[To be done] Here are some records; quote them exactly, leaving out the pictures.
[Start Data rows]
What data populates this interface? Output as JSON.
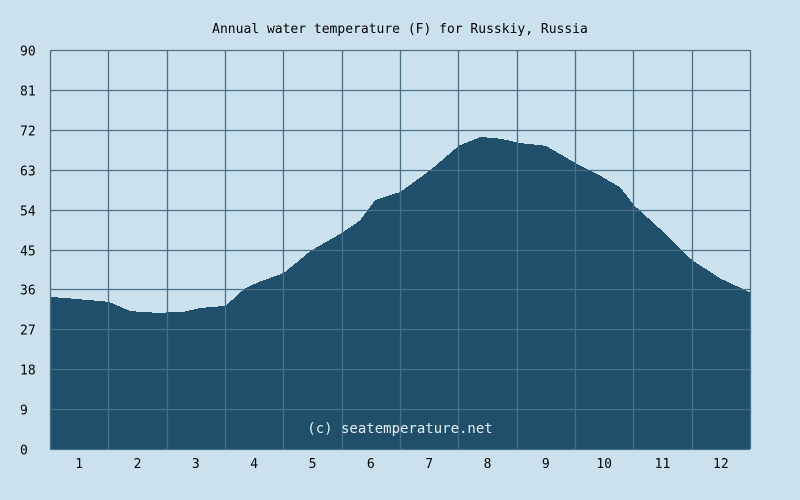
{
  "chart_data": {
    "type": "area",
    "title": "Annual water temperature (F) for Russkiy, Russia",
    "xlabel": "",
    "ylabel": "",
    "ylim": [
      0,
      90
    ],
    "xlim": [
      0,
      12
    ],
    "yticks": [
      "0",
      "9",
      "18",
      "27",
      "36",
      "45",
      "54",
      "63",
      "72",
      "81",
      "90"
    ],
    "xticks": [
      "1",
      "2",
      "3",
      "4",
      "5",
      "6",
      "7",
      "8",
      "9",
      "10",
      "11",
      "12"
    ],
    "grid": true,
    "watermark": "(c) seatemperature.net",
    "series": [
      {
        "name": "Water temperature (F)",
        "x": [
          0,
          0.3,
          1.0,
          1.37,
          1.85,
          2.3,
          2.57,
          3.0,
          3.34,
          3.6,
          4.0,
          4.46,
          4.99,
          5.3,
          5.57,
          6.0,
          6.51,
          7.0,
          7.37,
          7.71,
          8.06,
          8.49,
          9.0,
          9.43,
          9.77,
          10.0,
          10.46,
          11.0,
          11.49,
          12.0
        ],
        "values": [
          34.3,
          34.0,
          33.2,
          31.1,
          30.7,
          31.0,
          31.8,
          32.3,
          36.3,
          37.8,
          39.7,
          44.7,
          48.7,
          51.5,
          56.2,
          58.0,
          62.9,
          68.4,
          70.4,
          70.0,
          69.0,
          68.4,
          64.5,
          61.6,
          59.0,
          55.0,
          49.5,
          42.6,
          38.4,
          35.3
        ]
      }
    ],
    "colors": {
      "background": "#cbe2ee",
      "fill": "#1f4f6b",
      "grid": "#4a6f89",
      "watermark": "#e6eef3"
    }
  }
}
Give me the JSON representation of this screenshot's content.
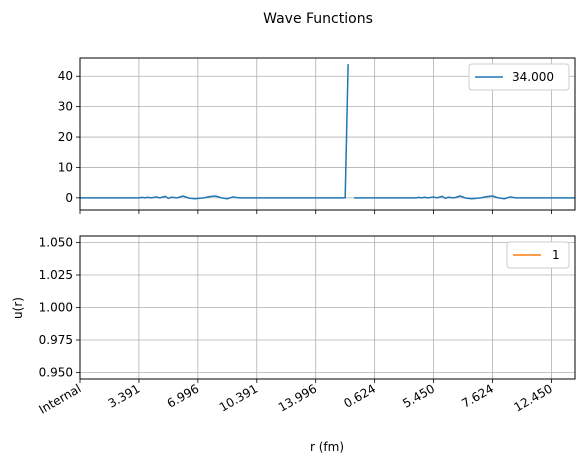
{
  "figure": {
    "title": "Wave Functions"
  },
  "colors": {
    "series1": "#1f77b4",
    "series2": "#ff7f0e",
    "grid": "#b0b0b0",
    "axis": "#000000"
  },
  "chart_data": [
    {
      "type": "line",
      "title": "",
      "xlabel": "",
      "ylabel": "",
      "grid": true,
      "legend_position": "top-right",
      "ylim": [
        -4,
        46
      ],
      "yticks": [
        0,
        10,
        20,
        30,
        40
      ],
      "xlim": [
        0,
        8.4
      ],
      "xtick_positions": [
        0,
        1,
        2,
        3,
        4,
        5,
        6,
        7,
        8
      ],
      "series": [
        {
          "name": "34.000",
          "segments": [
            [
              [
                0.0,
                0
              ],
              [
                1.0,
                0
              ],
              [
                1.05,
                0.15
              ],
              [
                1.1,
                0
              ],
              [
                1.15,
                0.2
              ],
              [
                1.2,
                0
              ],
              [
                1.3,
                0.3
              ],
              [
                1.35,
                0
              ],
              [
                1.45,
                0.5
              ],
              [
                1.5,
                -0.2
              ],
              [
                1.55,
                0.2
              ],
              [
                1.65,
                0
              ],
              [
                1.75,
                0.6
              ],
              [
                1.85,
                -0.1
              ],
              [
                1.95,
                -0.3
              ],
              [
                2.1,
                0
              ],
              [
                2.2,
                0.4
              ],
              [
                2.3,
                0.6
              ],
              [
                2.4,
                0
              ],
              [
                2.5,
                -0.3
              ],
              [
                2.6,
                0.3
              ],
              [
                2.7,
                0
              ],
              [
                4.5,
                0
              ],
              [
                4.55,
                44
              ]
            ],
            [
              [
                4.65,
                0
              ],
              [
                5.7,
                0
              ],
              [
                5.75,
                0.15
              ],
              [
                5.8,
                0
              ],
              [
                5.85,
                0.2
              ],
              [
                5.9,
                0
              ],
              [
                6.0,
                0.3
              ],
              [
                6.05,
                0
              ],
              [
                6.15,
                0.5
              ],
              [
                6.2,
                -0.2
              ],
              [
                6.25,
                0.2
              ],
              [
                6.35,
                0
              ],
              [
                6.45,
                0.6
              ],
              [
                6.55,
                -0.1
              ],
              [
                6.65,
                -0.3
              ],
              [
                6.8,
                0
              ],
              [
                6.9,
                0.4
              ],
              [
                7.0,
                0.6
              ],
              [
                7.1,
                0
              ],
              [
                7.2,
                -0.3
              ],
              [
                7.3,
                0.3
              ],
              [
                7.4,
                0
              ],
              [
                8.4,
                0
              ]
            ]
          ]
        }
      ]
    },
    {
      "type": "line",
      "title": "",
      "xlabel": "r (fm)",
      "ylabel": "u(r)",
      "grid": true,
      "legend_position": "top-right",
      "ylim": [
        0.945,
        1.055
      ],
      "yticks": [
        0.95,
        0.975,
        1.0,
        1.025,
        1.05
      ],
      "ytick_labels": [
        "0.950",
        "0.975",
        "1.000",
        "1.025",
        "1.050"
      ],
      "xlim": [
        0,
        8.4
      ],
      "xtick_positions": [
        0,
        1,
        2,
        3,
        4,
        5,
        6,
        7,
        8
      ],
      "xtick_labels": [
        "Internal",
        "3.391",
        "6.996",
        "10.391",
        "13.996",
        "0.624",
        "5.450",
        "7.624",
        "12.450"
      ],
      "series": [
        {
          "name": "1",
          "segments": []
        }
      ]
    }
  ]
}
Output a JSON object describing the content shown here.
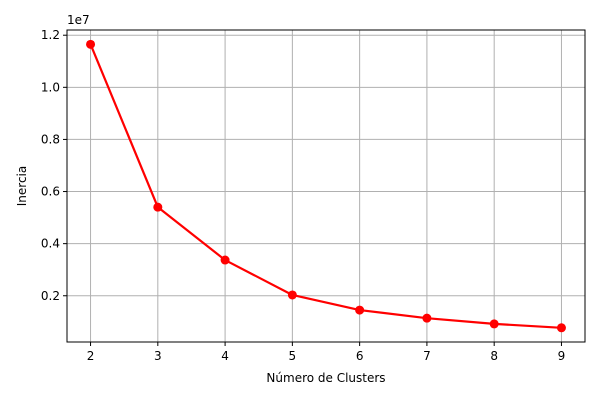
[End Data rows]
[Solution]
What data populates this interface? Output as JSON.
{
  "chart_data": {
    "type": "area",
    "title": "Annual water temperature (F) for Russkiy, Russia",
    "xlabel": "",
    "ylabel": "",
    "ylim": [
      0,
      90
    ],
    "xlim": [
      0,
      12
    ],
    "yticks": [
      "0",
      "9",
      "18",
      "27",
      "36",
      "45",
      "54",
      "63",
      "72",
      "81",
      "90"
    ],
    "xticks": [
      "1",
      "2",
      "3",
      "4",
      "5",
      "6",
      "7",
      "8",
      "9",
      "10",
      "11",
      "12"
    ],
    "grid": true,
    "watermark": "(c) seatemperature.net",
    "series": [
      {
        "name": "Water temperature (F)",
        "x": [
          0,
          0.3,
          1.0,
          1.37,
          1.85,
          2.3,
          2.57,
          3.0,
          3.34,
          3.6,
          4.0,
          4.46,
          4.99,
          5.3,
          5.57,
          6.0,
          6.51,
          7.0,
          7.37,
          7.71,
          8.06,
          8.49,
          9.0,
          9.43,
          9.77,
          10.0,
          10.46,
          11.0,
          11.49,
          12.0
        ],
        "values": [
          34.3,
          34.0,
          33.2,
          31.1,
          30.7,
          31.0,
          31.8,
          32.3,
          36.3,
          37.8,
          39.7,
          44.7,
          48.7,
          51.5,
          56.2,
          58.0,
          62.9,
          68.4,
          70.4,
          70.0,
          69.0,
          68.4,
          64.5,
          61.6,
          59.0,
          55.0,
          49.5,
          42.6,
          38.4,
          35.3
        ]
      }
    ],
    "colors": {
      "background": "#cbe2ee",
      "fill": "#1f4f6b",
      "grid": "#4a6f89",
      "watermark": "#e6eef3"
    }
  }
}
Give me the JSON representation of this screenshot's content.
{
  "figure": {
    "title": "Wave Functions"
  },
  "colors": {
    "series1": "#1f77b4",
    "series2": "#ff7f0e",
    "grid": "#b0b0b0",
    "axis": "#000000"
  },
  "chart_data": [
    {
      "type": "line",
      "title": "",
      "xlabel": "",
      "ylabel": "",
      "grid": true,
      "legend_position": "top-right",
      "ylim": [
        -4,
        46
      ],
      "yticks": [
        0,
        10,
        20,
        30,
        40
      ],
      "xlim": [
        0,
        8.4
      ],
      "xtick_positions": [
        0,
        1,
        2,
        3,
        4,
        5,
        6,
        7,
        8
      ],
      "series": [
        {
          "name": "34.000",
          "segments": [
            [
              [
                0.0,
                0
              ],
              [
                1.0,
                0
              ],
              [
                1.05,
                0.15
              ],
              [
                1.1,
                0
              ],
              [
                1.15,
                0.2
              ],
              [
                1.2,
                0
              ],
              [
                1.3,
                0.3
              ],
              [
                1.35,
                0
              ],
              [
                1.45,
                0.5
              ],
              [
                1.5,
                -0.2
              ],
              [
                1.55,
                0.2
              ],
              [
                1.65,
                0
              ],
              [
                1.75,
                0.6
              ],
              [
                1.85,
                -0.1
              ],
              [
                1.95,
                -0.3
              ],
              [
                2.1,
                0
              ],
              [
                2.2,
                0.4
              ],
              [
                2.3,
                0.6
              ],
              [
                2.4,
                0
              ],
              [
                2.5,
                -0.3
              ],
              [
                2.6,
                0.3
              ],
              [
                2.7,
                0
              ],
              [
                4.5,
                0
              ],
              [
                4.55,
                44
              ]
            ],
            [
              [
                4.65,
                0
              ],
              [
                5.7,
                0
              ],
              [
                5.75,
                0.15
              ],
              [
                5.8,
                0
              ],
              [
                5.85,
                0.2
              ],
              [
                5.9,
                0
              ],
              [
                6.0,
                0.3
              ],
              [
                6.05,
                0
              ],
              [
                6.15,
                0.5
              ],
              [
                6.2,
                -0.2
              ],
              [
                6.25,
                0.2
              ],
              [
                6.35,
                0
              ],
              [
                6.45,
                0.6
              ],
              [
                6.55,
                -0.1
              ],
              [
                6.65,
                -0.3
              ],
              [
                6.8,
                0
              ],
              [
                6.9,
                0.4
              ],
              [
                7.0,
                0.6
              ],
              [
                7.1,
                0
              ],
              [
                7.2,
                -0.3
              ],
              [
                7.3,
                0.3
              ],
              [
                7.4,
                0
              ],
              [
                8.4,
                0
              ]
            ]
          ]
        }
      ]
    },
    {
      "type": "line",
      "title": "",
      "xlabel": "r (fm)",
      "ylabel": "u(r)",
      "grid": true,
      "legend_position": "top-right",
      "ylim": [
        0.945,
        1.055
      ],
      "yticks": [
        0.95,
        0.975,
        1.0,
        1.025,
        1.05
      ],
      "ytick_labels": [
        "0.950",
        "0.975",
        "1.000",
        "1.025",
        "1.050"
      ],
      "xlim": [
        0,
        8.4
      ],
      "xtick_positions": [
        0,
        1,
        2,
        3,
        4,
        5,
        6,
        7,
        8
      ],
      "xtick_labels": [
        "Internal",
        "3.391",
        "6.996",
        "10.391",
        "13.996",
        "0.624",
        "5.450",
        "7.624",
        "12.450"
      ],
      "series": [
        {
          "name": "1",
          "segments": []
        }
      ]
    }
  ]
}
Output a JSON object describing the content shown here.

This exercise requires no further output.